* _Exercise brief_: Extract, from the records beneath this instruction, each line that contains the word "функционирования".

Dataset items
▼
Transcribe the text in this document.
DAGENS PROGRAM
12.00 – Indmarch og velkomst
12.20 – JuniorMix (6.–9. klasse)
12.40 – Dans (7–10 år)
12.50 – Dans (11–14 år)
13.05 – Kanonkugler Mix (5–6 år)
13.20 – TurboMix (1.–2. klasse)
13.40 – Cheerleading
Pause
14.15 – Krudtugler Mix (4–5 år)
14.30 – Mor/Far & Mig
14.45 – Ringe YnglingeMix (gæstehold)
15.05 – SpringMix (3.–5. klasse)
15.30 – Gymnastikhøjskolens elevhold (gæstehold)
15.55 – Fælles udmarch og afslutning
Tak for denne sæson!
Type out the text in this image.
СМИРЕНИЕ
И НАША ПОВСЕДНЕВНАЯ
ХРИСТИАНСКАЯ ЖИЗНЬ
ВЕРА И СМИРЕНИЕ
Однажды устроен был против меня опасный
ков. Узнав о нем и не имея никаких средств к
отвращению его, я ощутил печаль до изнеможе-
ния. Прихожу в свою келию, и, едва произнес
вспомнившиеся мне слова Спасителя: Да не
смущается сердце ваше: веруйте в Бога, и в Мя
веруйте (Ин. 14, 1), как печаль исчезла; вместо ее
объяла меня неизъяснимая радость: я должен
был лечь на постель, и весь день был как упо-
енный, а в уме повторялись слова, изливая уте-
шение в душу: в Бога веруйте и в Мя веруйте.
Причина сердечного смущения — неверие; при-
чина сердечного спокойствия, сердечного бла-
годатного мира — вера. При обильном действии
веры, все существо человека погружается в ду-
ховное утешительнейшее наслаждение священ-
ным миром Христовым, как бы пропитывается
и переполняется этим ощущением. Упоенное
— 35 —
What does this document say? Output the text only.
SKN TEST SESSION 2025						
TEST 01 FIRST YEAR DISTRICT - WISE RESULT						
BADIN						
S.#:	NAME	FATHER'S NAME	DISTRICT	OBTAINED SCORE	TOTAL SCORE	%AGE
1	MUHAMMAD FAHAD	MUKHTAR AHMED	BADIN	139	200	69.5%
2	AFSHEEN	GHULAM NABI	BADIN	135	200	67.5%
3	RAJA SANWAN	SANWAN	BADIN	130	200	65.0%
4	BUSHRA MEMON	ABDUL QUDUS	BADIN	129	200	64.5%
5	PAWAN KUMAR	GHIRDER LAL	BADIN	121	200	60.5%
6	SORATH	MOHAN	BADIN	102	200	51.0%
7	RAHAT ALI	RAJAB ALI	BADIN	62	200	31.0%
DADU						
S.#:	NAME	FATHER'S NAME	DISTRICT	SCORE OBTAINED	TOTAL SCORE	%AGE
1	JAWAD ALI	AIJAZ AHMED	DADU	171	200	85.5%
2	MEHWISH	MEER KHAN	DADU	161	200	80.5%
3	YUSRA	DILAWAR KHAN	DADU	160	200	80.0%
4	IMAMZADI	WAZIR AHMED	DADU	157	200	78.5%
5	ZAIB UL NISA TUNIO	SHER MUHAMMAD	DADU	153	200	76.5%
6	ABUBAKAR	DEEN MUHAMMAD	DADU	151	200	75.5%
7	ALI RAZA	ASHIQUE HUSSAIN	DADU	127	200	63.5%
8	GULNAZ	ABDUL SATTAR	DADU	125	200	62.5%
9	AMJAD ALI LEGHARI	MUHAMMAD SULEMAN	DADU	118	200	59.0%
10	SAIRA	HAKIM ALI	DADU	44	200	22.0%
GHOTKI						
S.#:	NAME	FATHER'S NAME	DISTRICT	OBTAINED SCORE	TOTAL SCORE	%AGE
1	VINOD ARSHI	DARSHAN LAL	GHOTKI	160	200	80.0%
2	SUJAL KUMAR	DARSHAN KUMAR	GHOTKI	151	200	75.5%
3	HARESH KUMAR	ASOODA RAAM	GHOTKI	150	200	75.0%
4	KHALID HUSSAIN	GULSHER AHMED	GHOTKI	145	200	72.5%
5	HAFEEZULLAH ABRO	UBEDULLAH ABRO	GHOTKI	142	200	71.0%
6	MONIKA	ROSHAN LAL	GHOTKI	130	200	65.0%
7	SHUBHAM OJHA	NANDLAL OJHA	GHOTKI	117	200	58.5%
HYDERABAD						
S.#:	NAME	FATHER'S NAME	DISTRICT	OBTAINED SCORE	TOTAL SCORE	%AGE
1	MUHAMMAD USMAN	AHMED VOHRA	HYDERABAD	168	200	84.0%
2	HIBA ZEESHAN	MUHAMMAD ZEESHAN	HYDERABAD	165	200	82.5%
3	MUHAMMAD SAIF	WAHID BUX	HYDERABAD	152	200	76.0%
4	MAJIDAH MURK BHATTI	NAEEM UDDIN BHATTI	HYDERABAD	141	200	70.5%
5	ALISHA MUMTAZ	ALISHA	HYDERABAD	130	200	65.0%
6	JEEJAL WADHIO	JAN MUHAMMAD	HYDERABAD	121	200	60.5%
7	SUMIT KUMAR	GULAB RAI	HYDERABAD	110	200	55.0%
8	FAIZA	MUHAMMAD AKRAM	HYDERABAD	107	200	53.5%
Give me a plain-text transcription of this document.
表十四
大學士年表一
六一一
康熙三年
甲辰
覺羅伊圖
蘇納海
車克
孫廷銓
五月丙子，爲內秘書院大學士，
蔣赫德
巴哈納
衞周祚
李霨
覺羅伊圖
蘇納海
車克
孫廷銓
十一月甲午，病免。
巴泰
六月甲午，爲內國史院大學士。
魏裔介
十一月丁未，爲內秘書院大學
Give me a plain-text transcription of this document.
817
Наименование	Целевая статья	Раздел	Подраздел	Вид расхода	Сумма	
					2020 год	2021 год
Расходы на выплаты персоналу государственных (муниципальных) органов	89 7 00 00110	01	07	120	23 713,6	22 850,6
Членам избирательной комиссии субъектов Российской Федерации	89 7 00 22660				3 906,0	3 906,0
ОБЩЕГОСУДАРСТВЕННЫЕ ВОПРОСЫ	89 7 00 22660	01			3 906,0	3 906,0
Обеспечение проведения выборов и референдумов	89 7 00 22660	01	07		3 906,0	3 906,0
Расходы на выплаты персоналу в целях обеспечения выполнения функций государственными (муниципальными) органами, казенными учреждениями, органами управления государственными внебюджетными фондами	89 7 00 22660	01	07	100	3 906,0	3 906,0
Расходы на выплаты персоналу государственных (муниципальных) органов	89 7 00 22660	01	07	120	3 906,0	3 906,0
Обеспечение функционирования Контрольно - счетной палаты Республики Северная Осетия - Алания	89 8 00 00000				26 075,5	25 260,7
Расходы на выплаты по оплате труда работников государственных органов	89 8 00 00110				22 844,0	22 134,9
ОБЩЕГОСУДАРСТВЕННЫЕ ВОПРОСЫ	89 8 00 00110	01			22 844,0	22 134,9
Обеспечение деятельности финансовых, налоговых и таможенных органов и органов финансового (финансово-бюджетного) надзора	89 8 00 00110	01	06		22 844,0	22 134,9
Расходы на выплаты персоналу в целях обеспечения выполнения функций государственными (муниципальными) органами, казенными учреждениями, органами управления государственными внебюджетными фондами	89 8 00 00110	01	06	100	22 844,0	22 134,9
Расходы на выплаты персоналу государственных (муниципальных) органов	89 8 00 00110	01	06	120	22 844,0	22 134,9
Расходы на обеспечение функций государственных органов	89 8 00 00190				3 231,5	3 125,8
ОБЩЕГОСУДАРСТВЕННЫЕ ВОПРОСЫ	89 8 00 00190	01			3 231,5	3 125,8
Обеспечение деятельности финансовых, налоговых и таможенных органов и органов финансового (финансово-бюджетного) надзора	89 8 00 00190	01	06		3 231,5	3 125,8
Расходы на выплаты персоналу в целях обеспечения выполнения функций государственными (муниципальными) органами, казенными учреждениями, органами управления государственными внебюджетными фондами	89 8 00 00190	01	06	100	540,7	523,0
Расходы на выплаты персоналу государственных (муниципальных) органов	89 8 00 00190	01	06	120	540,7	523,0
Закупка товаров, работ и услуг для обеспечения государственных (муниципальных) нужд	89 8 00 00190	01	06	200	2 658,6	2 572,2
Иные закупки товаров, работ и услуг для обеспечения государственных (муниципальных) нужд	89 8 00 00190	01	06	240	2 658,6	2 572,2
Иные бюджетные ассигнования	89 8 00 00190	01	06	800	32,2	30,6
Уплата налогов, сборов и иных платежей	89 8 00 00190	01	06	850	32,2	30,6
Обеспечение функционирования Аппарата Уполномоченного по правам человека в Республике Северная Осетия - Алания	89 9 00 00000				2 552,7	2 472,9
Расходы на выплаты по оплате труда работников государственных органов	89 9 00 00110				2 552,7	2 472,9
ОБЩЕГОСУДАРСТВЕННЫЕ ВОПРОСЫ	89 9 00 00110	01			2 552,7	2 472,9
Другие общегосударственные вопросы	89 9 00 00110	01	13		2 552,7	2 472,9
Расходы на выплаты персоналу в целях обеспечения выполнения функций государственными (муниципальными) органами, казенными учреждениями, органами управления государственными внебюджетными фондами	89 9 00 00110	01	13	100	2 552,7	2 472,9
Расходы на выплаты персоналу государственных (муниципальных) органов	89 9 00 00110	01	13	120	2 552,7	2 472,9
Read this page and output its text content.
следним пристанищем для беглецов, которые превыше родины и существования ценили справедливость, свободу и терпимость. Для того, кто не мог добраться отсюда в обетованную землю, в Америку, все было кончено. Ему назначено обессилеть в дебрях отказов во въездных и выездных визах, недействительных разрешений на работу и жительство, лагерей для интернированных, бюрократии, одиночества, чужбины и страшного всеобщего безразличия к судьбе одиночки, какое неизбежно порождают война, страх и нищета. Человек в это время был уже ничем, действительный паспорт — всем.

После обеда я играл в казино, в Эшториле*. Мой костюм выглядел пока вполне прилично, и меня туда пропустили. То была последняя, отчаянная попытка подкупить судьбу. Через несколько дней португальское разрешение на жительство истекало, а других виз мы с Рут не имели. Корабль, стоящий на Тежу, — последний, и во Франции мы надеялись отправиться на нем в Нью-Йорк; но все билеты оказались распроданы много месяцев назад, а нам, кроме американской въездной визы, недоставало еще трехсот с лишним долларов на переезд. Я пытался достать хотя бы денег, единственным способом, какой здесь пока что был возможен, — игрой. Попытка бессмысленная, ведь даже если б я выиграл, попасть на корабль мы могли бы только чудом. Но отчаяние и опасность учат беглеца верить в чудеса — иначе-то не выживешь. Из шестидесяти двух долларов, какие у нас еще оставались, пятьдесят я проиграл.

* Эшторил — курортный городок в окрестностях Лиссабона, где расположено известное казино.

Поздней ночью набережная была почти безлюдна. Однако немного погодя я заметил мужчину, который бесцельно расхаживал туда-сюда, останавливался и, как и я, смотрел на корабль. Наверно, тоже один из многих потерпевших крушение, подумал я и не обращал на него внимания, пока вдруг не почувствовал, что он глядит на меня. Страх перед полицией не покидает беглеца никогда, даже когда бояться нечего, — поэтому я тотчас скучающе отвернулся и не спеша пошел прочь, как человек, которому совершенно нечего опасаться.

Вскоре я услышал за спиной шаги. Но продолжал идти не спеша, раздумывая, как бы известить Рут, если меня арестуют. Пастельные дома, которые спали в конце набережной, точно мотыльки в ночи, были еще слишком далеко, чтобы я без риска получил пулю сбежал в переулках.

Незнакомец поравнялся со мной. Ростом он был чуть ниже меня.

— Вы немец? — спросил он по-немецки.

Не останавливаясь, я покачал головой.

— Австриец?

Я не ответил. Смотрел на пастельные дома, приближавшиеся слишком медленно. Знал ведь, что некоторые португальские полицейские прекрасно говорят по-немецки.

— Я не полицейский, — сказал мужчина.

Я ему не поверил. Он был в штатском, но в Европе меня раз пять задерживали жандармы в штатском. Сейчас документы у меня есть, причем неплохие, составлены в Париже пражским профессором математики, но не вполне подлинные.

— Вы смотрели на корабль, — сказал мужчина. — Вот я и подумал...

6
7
▲
* _Exercise answer_:
Обеспечение функционирования Контрольно - счетной палаты Республики Северная Осетия - Алания	89 8 00 00000				26 075,5	25 260,7
Обеспечение функционирования Аппарата Уполномоченного по правам человека в Республике Северная Осетия - Алания	89 9 00 00000				2 552,7	2 472,9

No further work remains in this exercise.